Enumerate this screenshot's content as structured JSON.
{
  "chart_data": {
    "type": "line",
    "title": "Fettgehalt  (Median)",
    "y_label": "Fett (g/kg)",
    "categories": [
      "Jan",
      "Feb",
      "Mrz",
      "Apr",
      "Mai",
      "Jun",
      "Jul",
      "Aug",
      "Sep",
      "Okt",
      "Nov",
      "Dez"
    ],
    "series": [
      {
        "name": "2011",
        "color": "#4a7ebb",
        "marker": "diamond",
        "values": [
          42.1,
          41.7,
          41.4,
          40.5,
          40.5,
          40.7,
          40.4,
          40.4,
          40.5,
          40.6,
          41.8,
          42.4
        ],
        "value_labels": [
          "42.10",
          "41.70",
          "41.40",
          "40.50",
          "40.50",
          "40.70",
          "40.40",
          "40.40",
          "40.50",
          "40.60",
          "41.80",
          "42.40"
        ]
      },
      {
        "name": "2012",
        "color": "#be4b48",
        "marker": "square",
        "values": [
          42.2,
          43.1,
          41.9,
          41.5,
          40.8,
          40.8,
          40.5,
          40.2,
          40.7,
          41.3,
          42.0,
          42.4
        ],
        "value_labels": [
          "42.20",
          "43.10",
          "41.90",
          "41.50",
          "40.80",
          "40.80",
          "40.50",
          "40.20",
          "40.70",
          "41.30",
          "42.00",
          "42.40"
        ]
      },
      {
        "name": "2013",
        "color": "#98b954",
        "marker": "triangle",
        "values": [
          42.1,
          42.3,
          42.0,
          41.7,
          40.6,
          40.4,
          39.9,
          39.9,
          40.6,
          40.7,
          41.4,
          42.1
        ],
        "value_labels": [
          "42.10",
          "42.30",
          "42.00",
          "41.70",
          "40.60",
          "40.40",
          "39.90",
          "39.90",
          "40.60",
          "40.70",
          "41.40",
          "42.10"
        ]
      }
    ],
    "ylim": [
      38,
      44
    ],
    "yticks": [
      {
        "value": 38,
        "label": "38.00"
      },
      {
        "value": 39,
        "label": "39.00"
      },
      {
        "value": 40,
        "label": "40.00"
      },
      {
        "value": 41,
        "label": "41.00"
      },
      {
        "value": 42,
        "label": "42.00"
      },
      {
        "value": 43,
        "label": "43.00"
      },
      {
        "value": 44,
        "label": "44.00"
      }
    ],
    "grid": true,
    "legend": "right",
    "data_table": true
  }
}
---
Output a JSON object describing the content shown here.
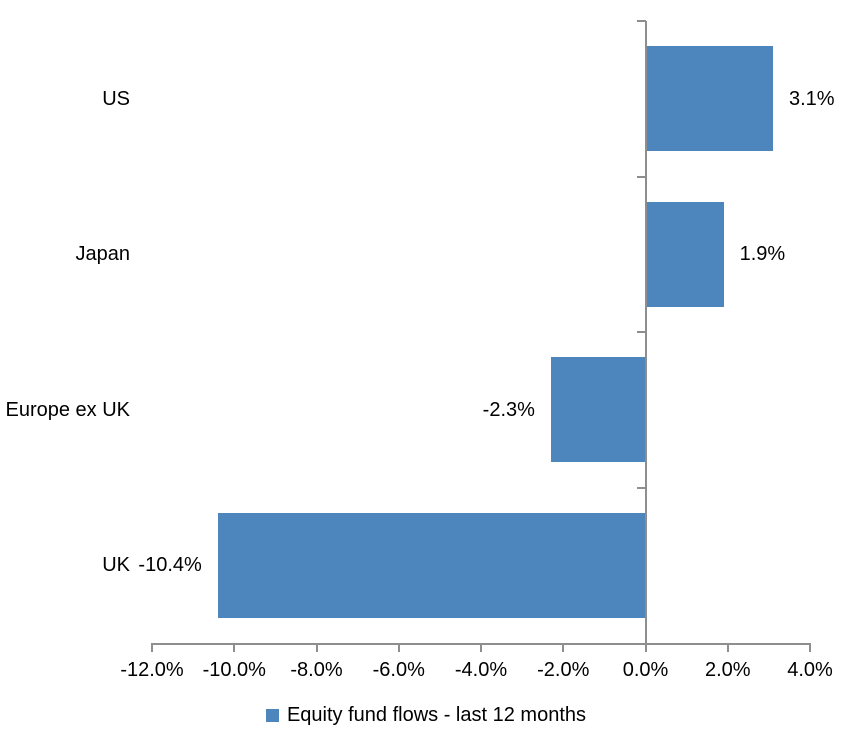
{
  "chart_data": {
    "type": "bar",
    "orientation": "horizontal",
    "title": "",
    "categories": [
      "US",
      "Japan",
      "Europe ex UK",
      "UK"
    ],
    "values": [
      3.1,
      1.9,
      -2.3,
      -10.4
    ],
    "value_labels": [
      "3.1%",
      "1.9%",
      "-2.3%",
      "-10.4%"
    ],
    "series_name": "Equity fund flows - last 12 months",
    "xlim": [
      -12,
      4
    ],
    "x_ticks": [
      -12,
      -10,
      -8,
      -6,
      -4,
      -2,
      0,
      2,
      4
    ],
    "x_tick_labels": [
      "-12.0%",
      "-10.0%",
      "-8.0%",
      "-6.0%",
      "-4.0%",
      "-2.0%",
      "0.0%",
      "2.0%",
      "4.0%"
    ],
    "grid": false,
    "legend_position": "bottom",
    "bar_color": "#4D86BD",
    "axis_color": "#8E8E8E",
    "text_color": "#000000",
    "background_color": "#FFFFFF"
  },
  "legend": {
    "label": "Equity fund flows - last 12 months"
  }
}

-- Problem details --
Copy each line of the listing in which the word "marker" can be found.

-- Exercise answer --
        "marker": "diamond",
        "marker": "square",
        "marker": "triangle",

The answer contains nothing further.